INPUT DATA -
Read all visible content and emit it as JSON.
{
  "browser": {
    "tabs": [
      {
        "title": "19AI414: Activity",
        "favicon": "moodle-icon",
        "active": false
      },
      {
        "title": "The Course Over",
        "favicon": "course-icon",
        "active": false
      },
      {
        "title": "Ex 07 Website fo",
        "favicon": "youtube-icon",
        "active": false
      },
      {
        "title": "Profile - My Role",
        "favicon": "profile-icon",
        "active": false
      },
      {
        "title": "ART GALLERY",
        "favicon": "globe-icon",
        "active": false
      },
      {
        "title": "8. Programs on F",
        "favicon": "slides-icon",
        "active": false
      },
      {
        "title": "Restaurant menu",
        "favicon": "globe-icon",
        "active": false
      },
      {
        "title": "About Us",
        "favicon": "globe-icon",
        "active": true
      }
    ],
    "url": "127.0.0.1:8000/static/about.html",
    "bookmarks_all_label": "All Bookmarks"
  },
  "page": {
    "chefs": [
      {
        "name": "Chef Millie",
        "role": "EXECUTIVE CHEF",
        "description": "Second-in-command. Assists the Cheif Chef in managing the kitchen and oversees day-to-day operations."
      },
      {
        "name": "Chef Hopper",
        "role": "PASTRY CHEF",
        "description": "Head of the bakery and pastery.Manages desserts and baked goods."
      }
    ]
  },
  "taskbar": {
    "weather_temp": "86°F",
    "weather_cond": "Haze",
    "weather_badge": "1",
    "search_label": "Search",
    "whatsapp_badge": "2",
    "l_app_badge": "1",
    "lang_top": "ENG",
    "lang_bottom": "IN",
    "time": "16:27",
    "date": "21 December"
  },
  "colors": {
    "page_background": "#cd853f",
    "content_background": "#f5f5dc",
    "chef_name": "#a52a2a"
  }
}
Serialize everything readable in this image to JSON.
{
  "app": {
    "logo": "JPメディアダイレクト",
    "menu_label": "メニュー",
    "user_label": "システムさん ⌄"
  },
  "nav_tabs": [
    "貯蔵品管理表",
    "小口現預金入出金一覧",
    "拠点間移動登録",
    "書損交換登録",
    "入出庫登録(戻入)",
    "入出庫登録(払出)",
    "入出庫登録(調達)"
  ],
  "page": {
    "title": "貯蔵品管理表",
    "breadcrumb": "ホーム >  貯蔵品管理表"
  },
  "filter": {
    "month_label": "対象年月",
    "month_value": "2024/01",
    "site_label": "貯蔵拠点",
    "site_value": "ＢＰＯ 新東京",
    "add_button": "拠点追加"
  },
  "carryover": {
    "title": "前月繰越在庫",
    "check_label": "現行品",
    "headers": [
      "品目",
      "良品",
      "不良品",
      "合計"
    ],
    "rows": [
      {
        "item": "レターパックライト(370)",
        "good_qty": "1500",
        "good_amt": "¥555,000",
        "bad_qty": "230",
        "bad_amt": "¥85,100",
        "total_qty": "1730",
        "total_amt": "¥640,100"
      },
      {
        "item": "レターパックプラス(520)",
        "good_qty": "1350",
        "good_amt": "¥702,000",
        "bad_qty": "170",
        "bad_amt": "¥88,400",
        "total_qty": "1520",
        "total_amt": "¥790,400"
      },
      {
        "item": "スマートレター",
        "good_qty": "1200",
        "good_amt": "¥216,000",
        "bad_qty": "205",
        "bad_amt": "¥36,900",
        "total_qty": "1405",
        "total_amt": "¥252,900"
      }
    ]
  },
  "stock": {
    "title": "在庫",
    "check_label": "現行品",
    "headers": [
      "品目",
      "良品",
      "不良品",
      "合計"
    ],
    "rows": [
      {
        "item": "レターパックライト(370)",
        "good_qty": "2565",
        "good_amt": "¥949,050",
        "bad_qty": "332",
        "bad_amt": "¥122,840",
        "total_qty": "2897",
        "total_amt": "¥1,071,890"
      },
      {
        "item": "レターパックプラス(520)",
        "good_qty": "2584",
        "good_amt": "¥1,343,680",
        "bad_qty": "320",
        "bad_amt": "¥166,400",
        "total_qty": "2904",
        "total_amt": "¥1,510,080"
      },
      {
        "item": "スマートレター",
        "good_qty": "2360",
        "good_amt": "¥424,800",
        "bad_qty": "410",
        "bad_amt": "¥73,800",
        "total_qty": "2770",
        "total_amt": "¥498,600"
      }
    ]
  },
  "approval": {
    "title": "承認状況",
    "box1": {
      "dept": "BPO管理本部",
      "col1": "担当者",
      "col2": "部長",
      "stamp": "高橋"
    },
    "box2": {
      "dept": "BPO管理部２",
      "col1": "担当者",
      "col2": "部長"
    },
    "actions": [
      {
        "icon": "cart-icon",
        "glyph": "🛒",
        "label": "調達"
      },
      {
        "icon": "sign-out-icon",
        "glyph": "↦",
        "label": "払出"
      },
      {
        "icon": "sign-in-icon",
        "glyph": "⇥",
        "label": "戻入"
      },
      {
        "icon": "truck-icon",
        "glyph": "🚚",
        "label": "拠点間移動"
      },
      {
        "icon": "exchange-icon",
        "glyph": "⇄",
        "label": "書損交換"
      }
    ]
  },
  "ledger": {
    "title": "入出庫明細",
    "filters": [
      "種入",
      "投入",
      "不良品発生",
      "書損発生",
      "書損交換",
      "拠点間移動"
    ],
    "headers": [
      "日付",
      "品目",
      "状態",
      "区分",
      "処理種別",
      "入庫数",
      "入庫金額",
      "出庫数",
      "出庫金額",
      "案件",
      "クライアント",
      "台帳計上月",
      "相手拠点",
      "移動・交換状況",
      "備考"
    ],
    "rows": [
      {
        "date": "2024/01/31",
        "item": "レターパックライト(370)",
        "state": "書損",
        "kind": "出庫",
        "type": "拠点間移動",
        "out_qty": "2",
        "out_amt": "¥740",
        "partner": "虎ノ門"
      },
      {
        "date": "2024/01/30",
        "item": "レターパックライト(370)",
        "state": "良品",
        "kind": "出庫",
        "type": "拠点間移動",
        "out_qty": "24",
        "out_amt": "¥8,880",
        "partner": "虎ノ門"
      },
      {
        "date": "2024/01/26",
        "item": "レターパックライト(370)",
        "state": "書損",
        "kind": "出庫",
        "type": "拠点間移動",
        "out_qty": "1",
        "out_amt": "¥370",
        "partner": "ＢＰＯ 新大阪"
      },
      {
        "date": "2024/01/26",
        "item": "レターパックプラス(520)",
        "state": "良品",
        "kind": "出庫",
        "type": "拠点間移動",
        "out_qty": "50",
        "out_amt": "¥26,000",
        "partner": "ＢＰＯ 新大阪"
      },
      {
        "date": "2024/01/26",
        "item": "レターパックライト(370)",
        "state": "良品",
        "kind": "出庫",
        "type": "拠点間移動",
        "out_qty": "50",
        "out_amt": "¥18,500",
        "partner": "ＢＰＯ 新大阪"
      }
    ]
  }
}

WORK INSTRUCTIONS - Your task is to reproduce the whole listing exactly.

ANSWER TO THIS EXERCISE -
Read all visible content and emit it as JSON.
{
  "browser": {
    "tabs": [
      {
        "title": "19AI414: Activity",
        "favicon": "moodle-icon",
        "active": false
      },
      {
        "title": "The Course Over",
        "favicon": "course-icon",
        "active": false
      },
      {
        "title": "Ex 07 Website fo",
        "favicon": "youtube-icon",
        "active": false
      },
      {
        "title": "Profile - My Role",
        "favicon": "profile-icon",
        "active": false
      },
      {
        "title": "ART GALLERY",
        "favicon": "globe-icon",
        "active": false
      },
      {
        "title": "8. Programs on F",
        "favicon": "slides-icon",
        "active": false
      },
      {
        "title": "Restaurant menu",
        "favicon": "globe-icon",
        "active": false
      },
      {
        "title": "About Us",
        "favicon": "globe-icon",
        "active": true
      }
    ],
    "url": "127.0.0.1:8000/static/about.html",
    "bookmarks_all_label": "All Bookmarks"
  },
  "page": {
    "chefs": [
      {
        "name": "Chef Millie",
        "role": "EXECUTIVE CHEF",
        "description": "Second-in-command. Assists the Cheif Chef in managing the kitchen and oversees day-to-day operations."
      },
      {
        "name": "Chef Hopper",
        "role": "PASTRY CHEF",
        "description": "Head of the bakery and pastery.Manages desserts and baked goods."
      }
    ]
  },
  "taskbar": {
    "weather_temp": "86°F",
    "weather_cond": "Haze",
    "weather_badge": "1",
    "search_label": "Search",
    "whatsapp_badge": "2",
    "l_app_badge": "1",
    "lang_top": "ENG",
    "lang_bottom": "IN",
    "time": "16:27",
    "date": "21 December"
  },
  "colors": {
    "page_background": "#cd853f",
    "content_background": "#f5f5dc",
    "chef_name": "#a52a2a"
  }
}
Serialize everything readable in this image to JSON.
{
  "app": {
    "logo": "JPメディアダイレクト",
    "menu_label": "メニュー",
    "user_label": "システムさん ⌄"
  },
  "nav_tabs": [
    "貯蔵品管理表",
    "小口現預金入出金一覧",
    "拠点間移動登録",
    "書損交換登録",
    "入出庫登録(戻入)",
    "入出庫登録(払出)",
    "入出庫登録(調達)"
  ],
  "page": {
    "title": "貯蔵品管理表",
    "breadcrumb": "ホーム >  貯蔵品管理表"
  },
  "filter": {
    "month_label": "対象年月",
    "month_value": "2024/01",
    "site_label": "貯蔵拠点",
    "site_value": "ＢＰＯ 新東京",
    "add_button": "拠点追加"
  },
  "carryover": {
    "title": "前月繰越在庫",
    "check_label": "現行品",
    "headers": [
      "品目",
      "良品",
      "不良品",
      "合計"
    ],
    "rows": [
      {
        "item": "レターパックライト(370)",
        "good_qty": "1500",
        "good_amt": "¥555,000",
        "bad_qty": "230",
        "bad_amt": "¥85,100",
        "total_qty": "1730",
        "total_amt": "¥640,100"
      },
      {
        "item": "レターパックプラス(520)",
        "good_qty": "1350",
        "good_amt": "¥702,000",
        "bad_qty": "170",
        "bad_amt": "¥88,400",
        "total_qty": "1520",
        "total_amt": "¥790,400"
      },
      {
        "item": "スマートレター",
        "good_qty": "1200",
        "good_amt": "¥216,000",
        "bad_qty": "205",
        "bad_amt": "¥36,900",
        "total_qty": "1405",
        "total_amt": "¥252,900"
      }
    ]
  },
  "stock": {
    "title": "在庫",
    "check_label": "現行品",
    "headers": [
      "品目",
      "良品",
      "不良品",
      "合計"
    ],
    "rows": [
      {
        "item": "レターパックライト(370)",
        "good_qty": "2565",
        "good_amt": "¥949,050",
        "bad_qty": "332",
        "bad_amt": "¥122,840",
        "total_qty": "2897",
        "total_amt": "¥1,071,890"
      },
      {
        "item": "レターパックプラス(520)",
        "good_qty": "2584",
        "good_amt": "¥1,343,680",
        "bad_qty": "320",
        "bad_amt": "¥166,400",
        "total_qty": "2904",
        "total_amt": "¥1,510,080"
      },
      {
        "item": "スマートレター",
        "good_qty": "2360",
        "good_amt": "¥424,800",
        "bad_qty": "410",
        "bad_amt": "¥73,800",
        "total_qty": "2770",
        "total_amt": "¥498,600"
      }
    ]
  },
  "approval": {
    "title": "承認状況",
    "box1": {
      "dept": "BPO管理本部",
      "col1": "担当者",
      "col2": "部長",
      "stamp": "高橋"
    },
    "box2": {
      "dept": "BPO管理部２",
      "col1": "担当者",
      "col2": "部長"
    },
    "actions": [
      {
        "icon": "cart-icon",
        "glyph": "🛒",
        "label": "調達"
      },
      {
        "icon": "sign-out-icon",
        "glyph": "↦",
        "label": "払出"
      },
      {
        "icon": "sign-in-icon",
        "glyph": "⇥",
        "label": "戻入"
      },
      {
        "icon": "truck-icon",
        "glyph": "🚚",
        "label": "拠点間移動"
      },
      {
        "icon": "exchange-icon",
        "glyph": "⇄",
        "label": "書損交換"
      }
    ]
  },
  "ledger": {
    "title": "入出庫明細",
    "filters": [
      "種入",
      "投入",
      "不良品発生",
      "書損発生",
      "書損交換",
      "拠点間移動"
    ],
    "headers": [
      "日付",
      "品目",
      "状態",
      "区分",
      "処理種別",
      "入庫数",
      "入庫金額",
      "出庫数",
      "出庫金額",
      "案件",
      "クライアント",
      "台帳計上月",
      "相手拠点",
      "移動・交換状況",
      "備考"
    ],
    "rows": [
      {
        "date": "2024/01/31",
        "item": "レターパックライト(370)",
        "state": "書損",
        "kind": "出庫",
        "type": "拠点間移動",
        "out_qty": "2",
        "out_amt": "¥740",
        "partner": "虎ノ門"
      },
      {
        "date": "2024/01/30",
        "item": "レターパックライト(370)",
        "state": "良品",
        "kind": "出庫",
        "type": "拠点間移動",
        "out_qty": "24",
        "out_amt": "¥8,880",
        "partner": "虎ノ門"
      },
      {
        "date": "2024/01/26",
        "item": "レターパックライト(370)",
        "state": "書損",
        "kind": "出庫",
        "type": "拠点間移動",
        "out_qty": "1",
        "out_amt": "¥370",
        "partner": "ＢＰＯ 新大阪"
      },
      {
        "date": "2024/01/26",
        "item": "レターパックプラス(520)",
        "state": "良品",
        "kind": "出庫",
        "type": "拠点間移動",
        "out_qty": "50",
        "out_amt": "¥26,000",
        "partner": "ＢＰＯ 新大阪"
      },
      {
        "date": "2024/01/26",
        "item": "レターパックライト(370)",
        "state": "良品",
        "kind": "出庫",
        "type": "拠点間移動",
        "out_qty": "50",
        "out_amt": "¥18,500",
        "partner": "ＢＰＯ 新大阪"
      }
    ]
  }
}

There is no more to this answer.